(Items from a figure collection)
- - - - - - -
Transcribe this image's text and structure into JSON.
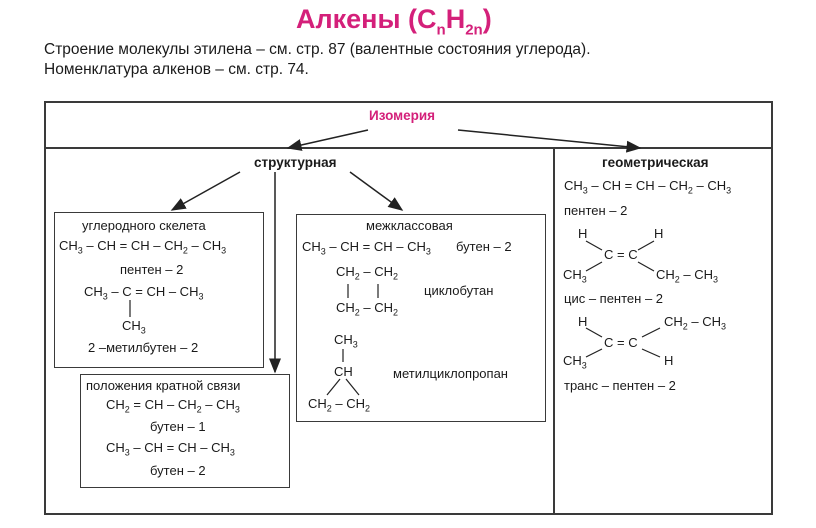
{
  "title": {
    "main": "Алкены (C",
    "sub1": "n",
    "mid": "H",
    "sub2": "2n",
    "end": ")"
  },
  "intro": {
    "line1": "Строение молекулы этилена – см. стр. 87 (валентные состояния углерода).",
    "line2": "Номенклатура алкенов – см. стр. 74."
  },
  "isomery_label": "Изомерия",
  "structural": {
    "label": "структурная",
    "skeleton": {
      "label": "углеродного скелета",
      "name1": "пентен – 2",
      "name2": "2 –метилбутен – 2"
    },
    "position": {
      "label": "положения кратной связи",
      "name1": "бутен – 1",
      "name2": "бутен – 2"
    },
    "interclass": {
      "label": "межклассовая",
      "butene_name": "бутен – 2",
      "cyclobutane": "циклобутан",
      "methylcyclopropane": "метилциклопропан"
    }
  },
  "geometric": {
    "label": "геометрическая",
    "pentene_name": "пентен – 2",
    "cis_name": "цис – пентен – 2",
    "trans_name": "транс – пентен – 2"
  }
}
- - - - - - -
TASK TO COMPLETE >>
Each entry above is to be written out again unchanged, apart from the pictures, which are left out.

TASK OUTPUT >>
Transcribe this image's text and structure into JSON.
{
  "title": {
    "main": "Алкены (C",
    "sub1": "n",
    "mid": "H",
    "sub2": "2n",
    "end": ")"
  },
  "intro": {
    "line1": "Строение молекулы этилена – см. стр. 87 (валентные состояния углерода).",
    "line2": "Номенклатура алкенов – см. стр. 74."
  },
  "isomery_label": "Изомерия",
  "structural": {
    "label": "структурная",
    "skeleton": {
      "label": "углеродного скелета",
      "name1": "пентен – 2",
      "name2": "2 –метилбутен – 2"
    },
    "position": {
      "label": "положения кратной связи",
      "name1": "бутен – 1",
      "name2": "бутен – 2"
    },
    "interclass": {
      "label": "межклассовая",
      "butene_name": "бутен – 2",
      "cyclobutane": "циклобутан",
      "methylcyclopropane": "метилциклопропан"
    }
  },
  "geometric": {
    "label": "геометрическая",
    "pentene_name": "пентен – 2",
    "cis_name": "цис – пентен – 2",
    "trans_name": "транс – пентен – 2"
  }
}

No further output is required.